= RECORDS SUPPLIED =
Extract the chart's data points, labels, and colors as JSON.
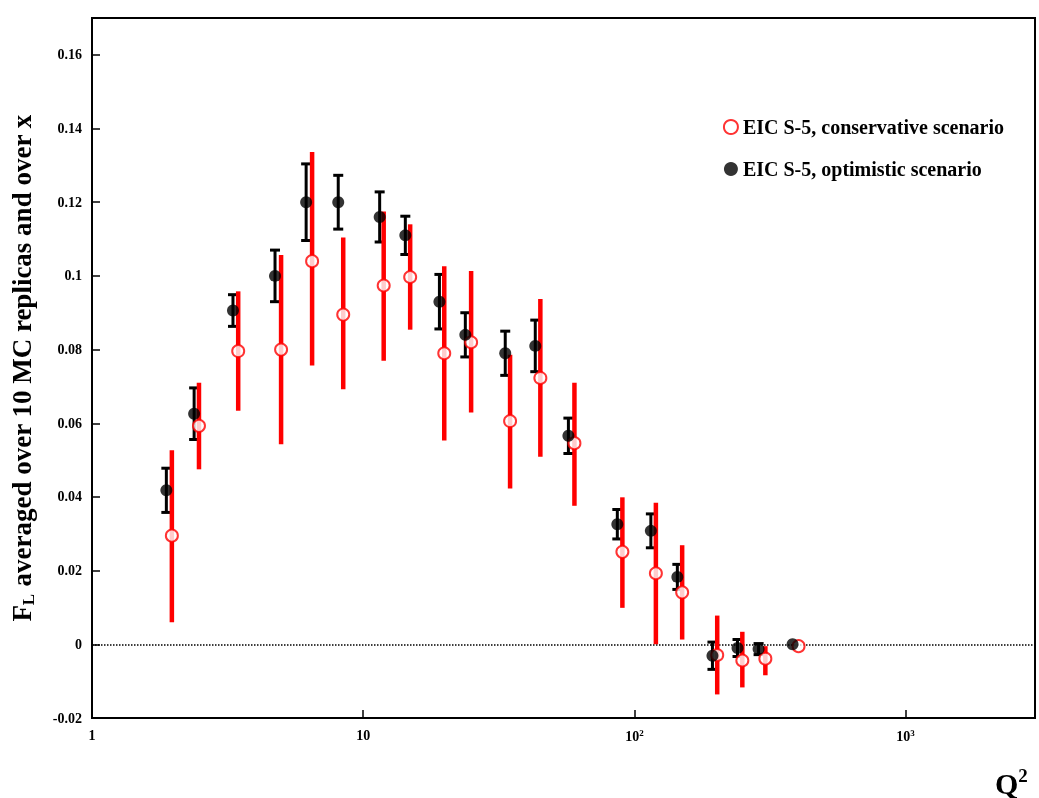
{
  "chart_data": {
    "type": "scatter",
    "xlabel": "Q$^{2}$",
    "ylabel": "F$_{L}$ averaged over 10 MC replicas and over x",
    "log": "x",
    "xlim": [
      1,
      3000
    ],
    "xticks": [
      1,
      10,
      {
        "value": 100,
        "label": "10$^{2}$"
      },
      {
        "value": 1000,
        "label": "10$^{3}$"
      }
    ],
    "ylim": [
      -0.02,
      0.17
    ],
    "yticks": [
      -0.02,
      0,
      0.02,
      0.04,
      0.06,
      0.08,
      0.1,
      0.12,
      0.14,
      0.16
    ],
    "grid": false,
    "legend": "top right",
    "marker": "circle",
    "ref_lines": [
      {
        "axis": "y",
        "value": 0,
        "color": "#000000",
        "line_style": "dotted"
      }
    ],
    "series": [
      {
        "name": "EIC S-5, conservative scenario",
        "color": "#ff0000",
        "x": [
          1.97,
          2.48,
          3.46,
          4.98,
          6.48,
          8.44,
          11.9,
          14.9,
          19.9,
          25.0,
          34.8,
          45,
          60.1,
          90.3,
          120,
          150,
          202,
          250,
          304,
          403
        ],
        "values": [
          0.0295,
          0.0593,
          0.0796,
          0.08,
          0.104,
          0.0895,
          0.0974,
          0.0997,
          0.079,
          0.082,
          0.0606,
          0.0723,
          0.0546,
          0.0251,
          0.0193,
          0.0141,
          -0.0029,
          -0.0044,
          -0.0039,
          -0.0005
        ],
        "errors": [
          [
            0.006,
            0.0527
          ],
          [
            0.0475,
            0.071
          ],
          [
            0.0634,
            0.0958
          ],
          [
            0.0543,
            0.1057
          ],
          [
            0.0757,
            0.1336
          ],
          [
            0.0692,
            0.1104
          ],
          [
            0.077,
            0.1175
          ],
          [
            0.0854,
            0.114
          ],
          [
            0.0553,
            0.1026
          ],
          [
            0.0629,
            0.1013
          ],
          [
            0.0423,
            0.0786
          ],
          [
            0.0509,
            0.0937
          ],
          [
            0.0376,
            0.071
          ],
          [
            0.0099,
            0.0399
          ],
          [
            0,
            0.0384
          ],
          [
            0.0013,
            0.0269
          ],
          [
            -0.0136,
            0.0078
          ],
          [
            -0.0117,
            0.0034
          ],
          [
            -0.0084,
            -0.0005
          ],
          null
        ]
      },
      {
        "name": "EIC S-5, optimistic scenario",
        "color": "#000000",
        "x": [
          1.88,
          2.38,
          3.31,
          4.73,
          6.16,
          8.09,
          11.5,
          14.3,
          19.1,
          23.8,
          33.4,
          43.1,
          57.1,
          86.5,
          115,
          144,
          194,
          240,
          287,
          383
        ],
        "values": [
          0.0418,
          0.0626,
          0.0906,
          0.1,
          0.12,
          0.12,
          0.116,
          0.111,
          0.093,
          0.084,
          0.079,
          0.081,
          0.0566,
          0.0326,
          0.0308,
          0.0183,
          -0.0031,
          -0.001,
          -0.0013,
          0
        ],
        "errors": [
          0.006,
          0.007,
          0.0043,
          0.007,
          0.0104,
          0.0073,
          0.0068,
          0.0052,
          0.0074,
          0.006,
          0.006,
          0.007,
          0.0048,
          0.004,
          0.0046,
          0.0034,
          0.0037,
          0.0023,
          0.0015,
          null
        ]
      }
    ]
  }
}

= WHAT THIS TASK INVOLVES =
Filter the records down to the lines that contain the string "name", and copy those lines.

= COMPLETED EXERCISE =
        "name": "EIC S-5, conservative scenario",
        "name": "EIC S-5, optimistic scenario",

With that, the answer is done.